• [Records provided]:
********************

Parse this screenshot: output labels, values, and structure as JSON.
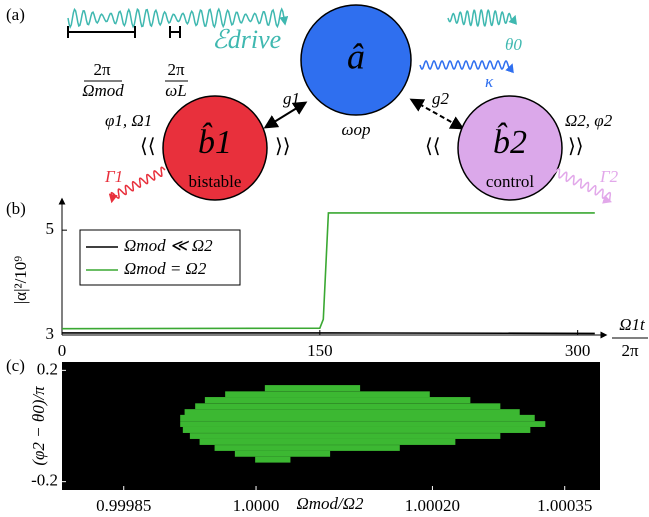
{
  "diagram": {
    "label": "(a)",
    "period_mod": {
      "numerator": "2π",
      "denominator": "Ωmod"
    },
    "period_L": {
      "numerator": "2π",
      "denominator": "ωL"
    },
    "drive": "ℰdrive",
    "mode_a": {
      "symbol": "â",
      "label": "ωop",
      "output_phase": "θ0",
      "loss": "κ"
    },
    "coupling_1": "g1",
    "coupling_2": "g2",
    "mode_b1": {
      "symbol": "b̂1",
      "label": "bistable",
      "params": "φ1, Ω1",
      "loss": "Γ1"
    },
    "mode_b2": {
      "symbol": "b̂2",
      "label": "control",
      "params": "Ω2, φ2",
      "loss": "Γ2"
    }
  },
  "chart_data": [
    {
      "type": "line",
      "panel_label": "(b)",
      "ylabel": "|α|²/10⁹",
      "xlabel": {
        "numerator": "Ω1t",
        "denominator": "2π"
      },
      "x": [
        0,
        150,
        152,
        155,
        310
      ],
      "xlim": [
        0,
        313
      ],
      "xticks": [
        0,
        150,
        300
      ],
      "ylim": [
        3,
        5.48
      ],
      "yticks": [
        3,
        5
      ],
      "series": [
        {
          "name": "Ωmod ≪ Ω2",
          "color": "#000000",
          "values": [
            3.04,
            3.04,
            3.04,
            3.04,
            3.03
          ]
        },
        {
          "name": "Ωmod = Ω2",
          "color": "#3aa832",
          "values": [
            3.12,
            3.13,
            3.3,
            5.33,
            5.33
          ]
        }
      ]
    },
    {
      "type": "heatmap",
      "panel_label": "(c)",
      "xlabel": "Ωmod/Ω2",
      "ylabel": "(φ2 − θ0)/π",
      "xlim": [
        0.99978,
        1.00039
      ],
      "xticks": [
        0.99985,
        {
          "value": 1.0,
          "label": "1.0000"
        },
        {
          "value": 1.0002,
          "label": "1.00020"
        },
        1.00035
      ],
      "ylim": [
        -0.23,
        0.23
      ],
      "yticks": [
        0.2,
        -0.2
      ],
      "background": "#000000",
      "color": "#3cb832",
      "rows": [
        {
          "y": 0.136,
          "x0": 1.00001,
          "x1": 1.000118
        },
        {
          "y": 0.114,
          "x0": 0.999965,
          "x1": 1.000197
        },
        {
          "y": 0.093,
          "x0": 0.999942,
          "x1": 1.000243
        },
        {
          "y": 0.071,
          "x0": 0.999931,
          "x1": 1.000277
        },
        {
          "y": 0.05,
          "x0": 0.999919,
          "x1": 1.000299
        },
        {
          "y": 0.029,
          "x0": 0.999914,
          "x1": 1.000316
        },
        {
          "y": 0.007,
          "x0": 0.999914,
          "x1": 1.000328
        },
        {
          "y": -0.014,
          "x0": 0.999917,
          "x1": 1.000311
        },
        {
          "y": -0.036,
          "x0": 0.999925,
          "x1": 1.000277
        },
        {
          "y": -0.057,
          "x0": 0.999936,
          "x1": 1.000226
        },
        {
          "y": -0.079,
          "x0": 0.999953,
          "x1": 1.000163
        },
        {
          "y": -0.1,
          "x0": 0.999976,
          "x1": 1.000084
        },
        {
          "y": -0.121,
          "x0": 0.999999,
          "x1": 1.000039
        }
      ]
    }
  ]
}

********************

• [Request]: Without the pictures, transcribe the listing above exactly.

• [Complete output]:
Parse this screenshot: output labels, values, and structure as JSON.
{
  "diagram": {
    "label": "(a)",
    "period_mod": {
      "numerator": "2π",
      "denominator": "Ωmod"
    },
    "period_L": {
      "numerator": "2π",
      "denominator": "ωL"
    },
    "drive": "ℰdrive",
    "mode_a": {
      "symbol": "â",
      "label": "ωop",
      "output_phase": "θ0",
      "loss": "κ"
    },
    "coupling_1": "g1",
    "coupling_2": "g2",
    "mode_b1": {
      "symbol": "b̂1",
      "label": "bistable",
      "params": "φ1, Ω1",
      "loss": "Γ1"
    },
    "mode_b2": {
      "symbol": "b̂2",
      "label": "control",
      "params": "Ω2, φ2",
      "loss": "Γ2"
    }
  },
  "chart_data": [
    {
      "type": "line",
      "panel_label": "(b)",
      "ylabel": "|α|²/10⁹",
      "xlabel": {
        "numerator": "Ω1t",
        "denominator": "2π"
      },
      "x": [
        0,
        150,
        152,
        155,
        310
      ],
      "xlim": [
        0,
        313
      ],
      "xticks": [
        0,
        150,
        300
      ],
      "ylim": [
        3,
        5.48
      ],
      "yticks": [
        3,
        5
      ],
      "series": [
        {
          "name": "Ωmod ≪ Ω2",
          "color": "#000000",
          "values": [
            3.04,
            3.04,
            3.04,
            3.04,
            3.03
          ]
        },
        {
          "name": "Ωmod = Ω2",
          "color": "#3aa832",
          "values": [
            3.12,
            3.13,
            3.3,
            5.33,
            5.33
          ]
        }
      ]
    },
    {
      "type": "heatmap",
      "panel_label": "(c)",
      "xlabel": "Ωmod/Ω2",
      "ylabel": "(φ2 − θ0)/π",
      "xlim": [
        0.99978,
        1.00039
      ],
      "xticks": [
        0.99985,
        {
          "value": 1.0,
          "label": "1.0000"
        },
        {
          "value": 1.0002,
          "label": "1.00020"
        },
        1.00035
      ],
      "ylim": [
        -0.23,
        0.23
      ],
      "yticks": [
        0.2,
        -0.2
      ],
      "background": "#000000",
      "color": "#3cb832",
      "rows": [
        {
          "y": 0.136,
          "x0": 1.00001,
          "x1": 1.000118
        },
        {
          "y": 0.114,
          "x0": 0.999965,
          "x1": 1.000197
        },
        {
          "y": 0.093,
          "x0": 0.999942,
          "x1": 1.000243
        },
        {
          "y": 0.071,
          "x0": 0.999931,
          "x1": 1.000277
        },
        {
          "y": 0.05,
          "x0": 0.999919,
          "x1": 1.000299
        },
        {
          "y": 0.029,
          "x0": 0.999914,
          "x1": 1.000316
        },
        {
          "y": 0.007,
          "x0": 0.999914,
          "x1": 1.000328
        },
        {
          "y": -0.014,
          "x0": 0.999917,
          "x1": 1.000311
        },
        {
          "y": -0.036,
          "x0": 0.999925,
          "x1": 1.000277
        },
        {
          "y": -0.057,
          "x0": 0.999936,
          "x1": 1.000226
        },
        {
          "y": -0.079,
          "x0": 0.999953,
          "x1": 1.000163
        },
        {
          "y": -0.1,
          "x0": 0.999976,
          "x1": 1.000084
        },
        {
          "y": -0.121,
          "x0": 0.999999,
          "x1": 1.000039
        }
      ]
    }
  ]
}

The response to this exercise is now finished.